### THE TASK
Will you quote all of the entries, word for word?

### RECORDS SHOWN
────────

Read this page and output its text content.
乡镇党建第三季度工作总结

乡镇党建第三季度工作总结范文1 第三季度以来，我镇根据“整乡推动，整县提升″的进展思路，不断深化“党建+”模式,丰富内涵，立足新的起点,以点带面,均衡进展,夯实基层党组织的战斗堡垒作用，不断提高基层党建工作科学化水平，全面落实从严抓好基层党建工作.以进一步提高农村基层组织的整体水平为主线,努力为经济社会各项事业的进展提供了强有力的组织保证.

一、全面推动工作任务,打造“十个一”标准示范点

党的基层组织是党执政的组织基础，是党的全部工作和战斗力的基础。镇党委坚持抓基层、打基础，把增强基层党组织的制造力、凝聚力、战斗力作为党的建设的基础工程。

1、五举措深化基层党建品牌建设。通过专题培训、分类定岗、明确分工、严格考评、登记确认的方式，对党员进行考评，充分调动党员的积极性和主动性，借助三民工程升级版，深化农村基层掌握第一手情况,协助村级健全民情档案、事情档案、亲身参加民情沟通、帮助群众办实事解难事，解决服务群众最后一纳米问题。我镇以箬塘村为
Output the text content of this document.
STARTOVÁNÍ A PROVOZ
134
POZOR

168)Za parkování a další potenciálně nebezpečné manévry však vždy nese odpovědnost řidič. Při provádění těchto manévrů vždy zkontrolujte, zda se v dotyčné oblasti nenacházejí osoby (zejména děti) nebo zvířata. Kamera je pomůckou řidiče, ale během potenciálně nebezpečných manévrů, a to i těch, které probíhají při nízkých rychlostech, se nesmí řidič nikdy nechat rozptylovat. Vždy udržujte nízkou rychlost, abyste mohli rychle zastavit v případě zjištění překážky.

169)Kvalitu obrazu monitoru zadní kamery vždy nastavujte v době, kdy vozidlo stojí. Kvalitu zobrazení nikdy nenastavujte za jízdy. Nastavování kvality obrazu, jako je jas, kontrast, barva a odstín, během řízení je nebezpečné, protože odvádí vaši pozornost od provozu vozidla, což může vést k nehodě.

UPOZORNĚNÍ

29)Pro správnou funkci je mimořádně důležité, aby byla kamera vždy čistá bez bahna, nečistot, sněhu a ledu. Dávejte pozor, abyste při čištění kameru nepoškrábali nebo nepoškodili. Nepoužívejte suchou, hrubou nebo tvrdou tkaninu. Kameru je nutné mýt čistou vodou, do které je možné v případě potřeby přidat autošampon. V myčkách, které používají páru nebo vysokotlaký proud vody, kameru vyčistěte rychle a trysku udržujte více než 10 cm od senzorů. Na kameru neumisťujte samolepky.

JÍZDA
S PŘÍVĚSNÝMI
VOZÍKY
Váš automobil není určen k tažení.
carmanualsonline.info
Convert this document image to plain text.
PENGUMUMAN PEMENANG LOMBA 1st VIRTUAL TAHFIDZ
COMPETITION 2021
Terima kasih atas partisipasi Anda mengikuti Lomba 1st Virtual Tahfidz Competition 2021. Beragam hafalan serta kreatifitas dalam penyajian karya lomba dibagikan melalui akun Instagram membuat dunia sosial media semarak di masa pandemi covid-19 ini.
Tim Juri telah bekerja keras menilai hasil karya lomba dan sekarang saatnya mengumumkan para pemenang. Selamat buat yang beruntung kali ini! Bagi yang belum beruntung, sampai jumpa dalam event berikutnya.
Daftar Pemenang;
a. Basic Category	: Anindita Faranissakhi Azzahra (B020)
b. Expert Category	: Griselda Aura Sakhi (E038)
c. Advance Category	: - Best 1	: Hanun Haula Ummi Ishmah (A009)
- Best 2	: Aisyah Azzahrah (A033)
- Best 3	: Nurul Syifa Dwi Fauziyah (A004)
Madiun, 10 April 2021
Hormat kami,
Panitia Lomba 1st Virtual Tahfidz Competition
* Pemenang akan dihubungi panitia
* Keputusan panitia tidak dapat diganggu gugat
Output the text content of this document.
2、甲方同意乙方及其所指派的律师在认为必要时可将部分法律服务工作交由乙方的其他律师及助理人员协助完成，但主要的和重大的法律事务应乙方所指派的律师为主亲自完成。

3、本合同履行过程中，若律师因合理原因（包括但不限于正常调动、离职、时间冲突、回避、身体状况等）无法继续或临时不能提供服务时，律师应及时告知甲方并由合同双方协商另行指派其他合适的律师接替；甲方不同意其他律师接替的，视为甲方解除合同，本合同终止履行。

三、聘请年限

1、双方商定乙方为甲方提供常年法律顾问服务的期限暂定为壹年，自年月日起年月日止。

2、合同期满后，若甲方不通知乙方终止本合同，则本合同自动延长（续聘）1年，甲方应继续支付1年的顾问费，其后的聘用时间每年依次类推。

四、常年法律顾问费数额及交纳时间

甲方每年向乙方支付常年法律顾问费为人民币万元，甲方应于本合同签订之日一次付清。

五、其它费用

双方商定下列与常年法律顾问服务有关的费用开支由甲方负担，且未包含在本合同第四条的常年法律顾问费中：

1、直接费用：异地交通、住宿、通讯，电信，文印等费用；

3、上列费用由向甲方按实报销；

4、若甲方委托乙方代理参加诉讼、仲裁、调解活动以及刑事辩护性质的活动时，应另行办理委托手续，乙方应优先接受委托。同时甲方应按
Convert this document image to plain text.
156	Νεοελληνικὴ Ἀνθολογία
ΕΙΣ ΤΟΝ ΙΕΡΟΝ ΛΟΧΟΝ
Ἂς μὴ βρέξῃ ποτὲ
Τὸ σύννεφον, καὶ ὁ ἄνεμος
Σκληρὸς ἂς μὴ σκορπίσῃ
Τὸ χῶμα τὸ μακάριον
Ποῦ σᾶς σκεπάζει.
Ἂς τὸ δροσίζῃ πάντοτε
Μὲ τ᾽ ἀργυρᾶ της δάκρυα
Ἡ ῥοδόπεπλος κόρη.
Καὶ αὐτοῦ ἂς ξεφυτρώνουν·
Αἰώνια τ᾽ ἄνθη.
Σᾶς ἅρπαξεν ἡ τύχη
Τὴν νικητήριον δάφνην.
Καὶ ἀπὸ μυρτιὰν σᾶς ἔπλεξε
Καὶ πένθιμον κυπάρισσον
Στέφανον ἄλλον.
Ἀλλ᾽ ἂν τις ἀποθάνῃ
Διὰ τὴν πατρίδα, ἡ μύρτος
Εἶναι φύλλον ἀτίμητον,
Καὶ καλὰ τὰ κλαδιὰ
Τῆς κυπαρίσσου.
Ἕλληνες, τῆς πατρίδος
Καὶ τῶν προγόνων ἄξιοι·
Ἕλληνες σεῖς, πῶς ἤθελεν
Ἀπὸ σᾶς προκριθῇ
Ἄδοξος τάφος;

────────

### TASK OUTPUT
Read this page and output its text content.
乡镇党建第三季度工作总结

乡镇党建第三季度工作总结范文1 第三季度以来，我镇根据“整乡推动，整县提升″的进展思路，不断深化“党建+”模式,丰富内涵，立足新的起点,以点带面,均衡进展,夯实基层党组织的战斗堡垒作用，不断提高基层党建工作科学化水平，全面落实从严抓好基层党建工作.以进一步提高农村基层组织的整体水平为主线,努力为经济社会各项事业的进展提供了强有力的组织保证.

一、全面推动工作任务,打造“十个一”标准示范点

党的基层组织是党执政的组织基础，是党的全部工作和战斗力的基础。镇党委坚持抓基层、打基础，把增强基层党组织的制造力、凝聚力、战斗力作为党的建设的基础工程。

1、五举措深化基层党建品牌建设。通过专题培训、分类定岗、明确分工、严格考评、登记确认的方式，对党员进行考评，充分调动党员的积极性和主动性，借助三民工程升级版，深化农村基层掌握第一手情况,协助村级健全民情档案、事情档案、亲身参加民情沟通、帮助群众办实事解难事，解决服务群众最后一纳米问题。我镇以箬塘村为
Output the text content of this document.
STARTOVÁNÍ A PROVOZ
134
POZOR

168)Za parkování a další potenciálně nebezpečné manévry však vždy nese odpovědnost řidič. Při provádění těchto manévrů vždy zkontrolujte, zda se v dotyčné oblasti nenacházejí osoby (zejména děti) nebo zvířata. Kamera je pomůckou řidiče, ale během potenciálně nebezpečných manévrů, a to i těch, které probíhají při nízkých rychlostech, se nesmí řidič nikdy nechat rozptylovat. Vždy udržujte nízkou rychlost, abyste mohli rychle zastavit v případě zjištění překážky.

169)Kvalitu obrazu monitoru zadní kamery vždy nastavujte v době, kdy vozidlo stojí. Kvalitu zobrazení nikdy nenastavujte za jízdy. Nastavování kvality obrazu, jako je jas, kontrast, barva a odstín, během řízení je nebezpečné, protože odvádí vaši pozornost od provozu vozidla, což může vést k nehodě.

UPOZORNĚNÍ

29)Pro správnou funkci je mimořádně důležité, aby byla kamera vždy čistá bez bahna, nečistot, sněhu a ledu. Dávejte pozor, abyste při čištění kameru nepoškrábali nebo nepoškodili. Nepoužívejte suchou, hrubou nebo tvrdou tkaninu. Kameru je nutné mýt čistou vodou, do které je možné v případě potřeby přidat autošampon. V myčkách, které používají páru nebo vysokotlaký proud vody, kameru vyčistěte rychle a trysku udržujte více než 10 cm od senzorů. Na kameru neumisťujte samolepky.

JÍZDA
S PŘÍVĚSNÝMI
VOZÍKY
Váš automobil není určen k tažení.
carmanualsonline.info
Convert this document image to plain text.
PENGUMUMAN PEMENANG LOMBA 1st VIRTUAL TAHFIDZ
COMPETITION 2021
Terima kasih atas partisipasi Anda mengikuti Lomba 1st Virtual Tahfidz Competition 2021. Beragam hafalan serta kreatifitas dalam penyajian karya lomba dibagikan melalui akun Instagram membuat dunia sosial media semarak di masa pandemi covid-19 ini.
Tim Juri telah bekerja keras menilai hasil karya lomba dan sekarang saatnya mengumumkan para pemenang. Selamat buat yang beruntung kali ini! Bagi yang belum beruntung, sampai jumpa dalam event berikutnya.
Daftar Pemenang;
a. Basic Category	: Anindita Faranissakhi Azzahra (B020)
b. Expert Category	: Griselda Aura Sakhi (E038)
c. Advance Category	: - Best 1	: Hanun Haula Ummi Ishmah (A009)
- Best 2	: Aisyah Azzahrah (A033)
- Best 3	: Nurul Syifa Dwi Fauziyah (A004)
Madiun, 10 April 2021
Hormat kami,
Panitia Lomba 1st Virtual Tahfidz Competition
* Pemenang akan dihubungi panitia
* Keputusan panitia tidak dapat diganggu gugat
Output the text content of this document.
2、甲方同意乙方及其所指派的律师在认为必要时可将部分法律服务工作交由乙方的其他律师及助理人员协助完成，但主要的和重大的法律事务应乙方所指派的律师为主亲自完成。

3、本合同履行过程中，若律师因合理原因（包括但不限于正常调动、离职、时间冲突、回避、身体状况等）无法继续或临时不能提供服务时，律师应及时告知甲方并由合同双方协商另行指派其他合适的律师接替；甲方不同意其他律师接替的，视为甲方解除合同，本合同终止履行。

三、聘请年限

1、双方商定乙方为甲方提供常年法律顾问服务的期限暂定为壹年，自年月日起年月日止。

2、合同期满后，若甲方不通知乙方终止本合同，则本合同自动延长（续聘）1年，甲方应继续支付1年的顾问费，其后的聘用时间每年依次类推。

四、常年法律顾问费数额及交纳时间

甲方每年向乙方支付常年法律顾问费为人民币万元，甲方应于本合同签订之日一次付清。

五、其它费用

双方商定下列与常年法律顾问服务有关的费用开支由甲方负担，且未包含在本合同第四条的常年法律顾问费中：

1、直接费用：异地交通、住宿、通讯，电信，文印等费用；

3、上列费用由向甲方按实报销；

4、若甲方委托乙方代理参加诉讼、仲裁、调解活动以及刑事辩护性质的活动时，应另行办理委托手续，乙方应优先接受委托。同时甲方应按
Convert this document image to plain text.
156	Νεοελληνικὴ Ἀνθολογία
ΕΙΣ ΤΟΝ ΙΕΡΟΝ ΛΟΧΟΝ
Ἂς μὴ βρέξῃ ποτὲ
Τὸ σύννεφον, καὶ ὁ ἄνεμος
Σκληρὸς ἂς μὴ σκορπίσῃ
Τὸ χῶμα τὸ μακάριον
Ποῦ σᾶς σκεπάζει.
Ἂς τὸ δροσίζῃ πάντοτε
Μὲ τ᾽ ἀργυρᾶ της δάκρυα
Ἡ ῥοδόπεπλος κόρη.
Καὶ αὐτοῦ ἂς ξεφυτρώνουν·
Αἰώνια τ᾽ ἄνθη.
Σᾶς ἅρπαξεν ἡ τύχη
Τὴν νικητήριον δάφνην.
Καὶ ἀπὸ μυρτιὰν σᾶς ἔπλεξε
Καὶ πένθιμον κυπάρισσον
Στέφανον ἄλλον.
Ἀλλ᾽ ἂν τις ἀποθάνῃ
Διὰ τὴν πατρίδα, ἡ μύρτος
Εἶναι φύλλον ἀτίμητον,
Καὶ καλὰ τὰ κλαδιὰ
Τῆς κυπαρίσσου.
Ἕλληνες, τῆς πατρίδος
Καὶ τῶν προγόνων ἄξιοι·
Ἕλληνες σεῖς, πῶς ἤθελεν
Ἀπὸ σᾶς προκριθῇ
Ἄδοξος τάφος;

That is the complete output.